QUOTED PASSAGE
⟨

Sagesse High School, Mary Mother of Wisdom is a private, Catholic co-educational school located in the suburb of Ain Saadeh, Matn District, Lebanon (30 minute drive from Beirut Rafic Hariri International Airport). Sagesse High School operates under the supervision of the General Secretariat of Catholic Schools in Lebanon as well as being a member of the La Sagesse institution of the archdiocese of Beirut, and is internationally accredited by the Middle States Association of Colleges and Schools as of 2009. Sagesse High School is also the first IB World School in the country, offering the International Baccalaureate since 1995.

==History==
The school was founded in 1992 under the presidency of Fr. Sauveur El Khoury. It became a member of the IBO in 1995. Fr. El-Khoury was appointed to a sister-Sagesse school and replaced by Vice President Fr. Edgard Madi. In 2006, Fr. Edgard Madi was appointed archbishop in Brazil and Fr. Sauveur El-Khoury returned as president. In 2007, Fr. El-Khoury was appointed a Monsignor and replaced by Fr. Gabriel Tabet. In 2009, the school was granted accreditation by MSA after their visit. In 2019, Fr. Joe Daccache replaced Fr. Tabet as president, and currently holds the title of Rector.

==Curricula==
There are three educational programs:

- International Baccalaureate (IB Diploma)
- American System Program (SAT 1, SAT 2, TOEFL, AP Preparation)

⟩

EXERCISE
Pick up the text on Sagesse High School after its final line and continue writing it. The entries that come next are separate material and have nothing to do with the text on Sagesse High School.

GIVEN ENTRIES
⟨

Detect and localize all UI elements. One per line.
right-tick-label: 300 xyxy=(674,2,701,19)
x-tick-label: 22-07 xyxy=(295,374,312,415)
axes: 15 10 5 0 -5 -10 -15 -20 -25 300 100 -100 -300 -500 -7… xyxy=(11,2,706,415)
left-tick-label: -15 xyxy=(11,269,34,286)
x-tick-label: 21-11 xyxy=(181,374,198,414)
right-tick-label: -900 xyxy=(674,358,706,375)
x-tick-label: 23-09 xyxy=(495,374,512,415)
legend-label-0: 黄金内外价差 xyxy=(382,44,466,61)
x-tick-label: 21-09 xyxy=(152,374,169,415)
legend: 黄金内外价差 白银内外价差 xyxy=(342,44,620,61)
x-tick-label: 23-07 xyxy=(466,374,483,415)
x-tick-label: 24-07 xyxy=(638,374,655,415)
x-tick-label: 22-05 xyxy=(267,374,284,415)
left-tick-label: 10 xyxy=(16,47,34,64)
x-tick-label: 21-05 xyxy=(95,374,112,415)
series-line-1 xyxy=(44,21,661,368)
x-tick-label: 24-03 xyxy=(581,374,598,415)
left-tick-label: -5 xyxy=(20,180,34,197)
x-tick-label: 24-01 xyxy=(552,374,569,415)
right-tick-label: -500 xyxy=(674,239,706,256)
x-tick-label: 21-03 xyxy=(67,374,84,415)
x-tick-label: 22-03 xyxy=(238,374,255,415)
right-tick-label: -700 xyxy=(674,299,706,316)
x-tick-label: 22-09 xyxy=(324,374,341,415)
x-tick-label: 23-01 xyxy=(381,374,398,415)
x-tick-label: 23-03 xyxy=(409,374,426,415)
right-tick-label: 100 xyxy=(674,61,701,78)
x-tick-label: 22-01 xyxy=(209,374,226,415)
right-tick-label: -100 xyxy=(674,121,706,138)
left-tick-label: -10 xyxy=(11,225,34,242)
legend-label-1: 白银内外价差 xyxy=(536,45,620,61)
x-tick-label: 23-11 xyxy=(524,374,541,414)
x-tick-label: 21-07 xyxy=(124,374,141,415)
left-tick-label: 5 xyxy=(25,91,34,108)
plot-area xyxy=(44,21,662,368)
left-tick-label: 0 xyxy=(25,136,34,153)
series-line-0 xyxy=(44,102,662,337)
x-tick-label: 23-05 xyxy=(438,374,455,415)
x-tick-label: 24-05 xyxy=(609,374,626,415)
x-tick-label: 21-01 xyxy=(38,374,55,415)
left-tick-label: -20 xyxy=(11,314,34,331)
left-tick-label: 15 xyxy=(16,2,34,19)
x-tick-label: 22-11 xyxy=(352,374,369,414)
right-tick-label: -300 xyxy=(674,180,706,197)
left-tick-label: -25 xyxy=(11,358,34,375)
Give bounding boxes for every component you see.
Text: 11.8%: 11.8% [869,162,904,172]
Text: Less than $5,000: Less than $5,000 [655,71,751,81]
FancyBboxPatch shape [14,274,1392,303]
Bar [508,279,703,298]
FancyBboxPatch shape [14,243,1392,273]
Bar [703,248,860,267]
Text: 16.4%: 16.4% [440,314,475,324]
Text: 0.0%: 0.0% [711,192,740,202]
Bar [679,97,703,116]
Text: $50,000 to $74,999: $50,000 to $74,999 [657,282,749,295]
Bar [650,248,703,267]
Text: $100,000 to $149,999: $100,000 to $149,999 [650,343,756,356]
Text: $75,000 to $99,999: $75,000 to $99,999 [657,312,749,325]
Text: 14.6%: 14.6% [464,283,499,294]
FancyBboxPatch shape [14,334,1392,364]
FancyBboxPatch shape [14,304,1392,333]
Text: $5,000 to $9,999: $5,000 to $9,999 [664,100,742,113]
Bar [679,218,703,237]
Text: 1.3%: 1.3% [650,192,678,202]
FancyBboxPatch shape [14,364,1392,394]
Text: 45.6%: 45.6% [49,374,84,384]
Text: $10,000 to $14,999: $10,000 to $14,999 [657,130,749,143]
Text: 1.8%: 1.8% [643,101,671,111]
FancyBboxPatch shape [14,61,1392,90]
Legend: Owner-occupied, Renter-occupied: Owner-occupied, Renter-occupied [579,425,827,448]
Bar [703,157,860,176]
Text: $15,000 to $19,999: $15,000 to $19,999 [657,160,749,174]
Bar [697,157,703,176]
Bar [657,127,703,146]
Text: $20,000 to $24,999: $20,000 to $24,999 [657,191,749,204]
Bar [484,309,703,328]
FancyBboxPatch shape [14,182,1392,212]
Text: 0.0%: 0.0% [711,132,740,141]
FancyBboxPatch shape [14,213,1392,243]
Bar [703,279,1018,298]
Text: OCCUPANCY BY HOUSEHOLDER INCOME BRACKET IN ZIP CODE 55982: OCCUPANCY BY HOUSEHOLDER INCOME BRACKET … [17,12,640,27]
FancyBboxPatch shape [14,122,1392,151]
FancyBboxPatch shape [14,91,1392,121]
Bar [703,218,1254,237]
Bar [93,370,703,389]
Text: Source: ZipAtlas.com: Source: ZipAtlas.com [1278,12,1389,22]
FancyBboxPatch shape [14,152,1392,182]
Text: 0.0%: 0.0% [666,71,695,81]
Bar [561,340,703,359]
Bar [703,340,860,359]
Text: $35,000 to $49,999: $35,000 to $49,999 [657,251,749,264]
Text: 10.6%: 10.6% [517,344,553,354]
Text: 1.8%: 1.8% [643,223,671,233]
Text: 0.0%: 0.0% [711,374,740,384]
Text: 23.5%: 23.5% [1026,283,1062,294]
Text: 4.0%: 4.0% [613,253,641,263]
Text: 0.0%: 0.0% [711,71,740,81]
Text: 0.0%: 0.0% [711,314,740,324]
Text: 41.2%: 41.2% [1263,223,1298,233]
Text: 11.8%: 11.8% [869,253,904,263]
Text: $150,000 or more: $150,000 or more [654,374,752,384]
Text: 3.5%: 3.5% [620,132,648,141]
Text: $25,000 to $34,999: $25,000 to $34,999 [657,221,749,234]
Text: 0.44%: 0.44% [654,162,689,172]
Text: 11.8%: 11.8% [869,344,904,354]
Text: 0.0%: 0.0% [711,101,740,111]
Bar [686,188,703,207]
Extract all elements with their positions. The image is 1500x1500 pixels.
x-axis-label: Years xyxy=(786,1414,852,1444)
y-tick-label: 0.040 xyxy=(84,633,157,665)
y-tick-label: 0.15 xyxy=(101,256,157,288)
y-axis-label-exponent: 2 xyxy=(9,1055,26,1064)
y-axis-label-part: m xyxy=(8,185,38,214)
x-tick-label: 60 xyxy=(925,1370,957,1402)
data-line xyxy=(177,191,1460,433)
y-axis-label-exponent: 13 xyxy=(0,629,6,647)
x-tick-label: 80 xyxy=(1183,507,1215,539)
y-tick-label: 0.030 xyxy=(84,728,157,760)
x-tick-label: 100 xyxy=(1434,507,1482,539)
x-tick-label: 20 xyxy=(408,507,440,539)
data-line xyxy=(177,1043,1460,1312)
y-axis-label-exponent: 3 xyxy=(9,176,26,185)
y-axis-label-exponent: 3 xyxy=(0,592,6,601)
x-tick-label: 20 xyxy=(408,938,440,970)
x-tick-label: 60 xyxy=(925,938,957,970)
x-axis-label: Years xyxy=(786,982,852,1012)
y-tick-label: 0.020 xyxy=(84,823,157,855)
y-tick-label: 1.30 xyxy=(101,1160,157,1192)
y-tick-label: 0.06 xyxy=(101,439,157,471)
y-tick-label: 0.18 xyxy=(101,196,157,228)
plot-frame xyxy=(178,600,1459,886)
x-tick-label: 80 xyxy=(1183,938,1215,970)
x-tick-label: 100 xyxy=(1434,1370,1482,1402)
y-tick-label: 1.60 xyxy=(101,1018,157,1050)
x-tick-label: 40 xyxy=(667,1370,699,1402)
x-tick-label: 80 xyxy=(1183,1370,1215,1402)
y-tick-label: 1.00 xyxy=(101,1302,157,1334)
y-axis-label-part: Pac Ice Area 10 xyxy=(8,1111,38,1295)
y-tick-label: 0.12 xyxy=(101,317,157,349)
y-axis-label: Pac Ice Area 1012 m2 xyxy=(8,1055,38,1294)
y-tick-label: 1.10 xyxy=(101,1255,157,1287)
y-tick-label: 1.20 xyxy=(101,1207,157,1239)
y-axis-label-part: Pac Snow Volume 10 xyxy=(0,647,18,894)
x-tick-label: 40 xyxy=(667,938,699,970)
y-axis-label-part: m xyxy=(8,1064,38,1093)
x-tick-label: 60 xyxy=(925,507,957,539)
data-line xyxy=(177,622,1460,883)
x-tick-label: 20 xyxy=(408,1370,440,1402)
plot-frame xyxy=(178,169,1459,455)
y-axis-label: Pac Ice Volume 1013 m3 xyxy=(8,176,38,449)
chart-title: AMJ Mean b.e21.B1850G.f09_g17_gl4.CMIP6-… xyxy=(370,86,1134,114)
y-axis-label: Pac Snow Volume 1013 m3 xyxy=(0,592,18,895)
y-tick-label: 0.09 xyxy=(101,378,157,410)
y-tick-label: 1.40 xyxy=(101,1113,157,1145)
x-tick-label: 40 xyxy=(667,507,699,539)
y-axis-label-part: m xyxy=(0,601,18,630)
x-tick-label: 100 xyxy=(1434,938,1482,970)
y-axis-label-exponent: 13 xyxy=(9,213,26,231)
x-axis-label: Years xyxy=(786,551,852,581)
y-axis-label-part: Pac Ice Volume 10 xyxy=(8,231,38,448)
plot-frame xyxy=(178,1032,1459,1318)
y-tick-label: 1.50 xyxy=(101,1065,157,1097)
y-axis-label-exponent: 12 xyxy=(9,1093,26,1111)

⟩

EXERCISE RESPONSE
- Lebanese Baccalaureate Program

The Special Education Department caters for students with language-based learning difficulties (Dyslexia, Dysgraphia, Dyscalculia, non-verbal learning disorder), learning gaps, mild speech and language delay/ mild psychomotor delays, ADD/ADHD, and Slow learning. The curriculum is designed to give students the broadest possible education, whilst preparing them to further their education in their chosen college or university in Lebanon and abroad. Students are considered special needs students if they are diagnosed by an approved independent psychologist and the School's psychologist as having one of the following disabilities prior to admission, or if they are referred to the Special Education Unit by a Head of Division at a later stage:

- Students with learning disabilities as defined by Lebanese law including: Dyslexia, dysgraphia, dyscalculia, ADD, ADHD, Epilepsy
- Students identified as slow learners (borderline IQ)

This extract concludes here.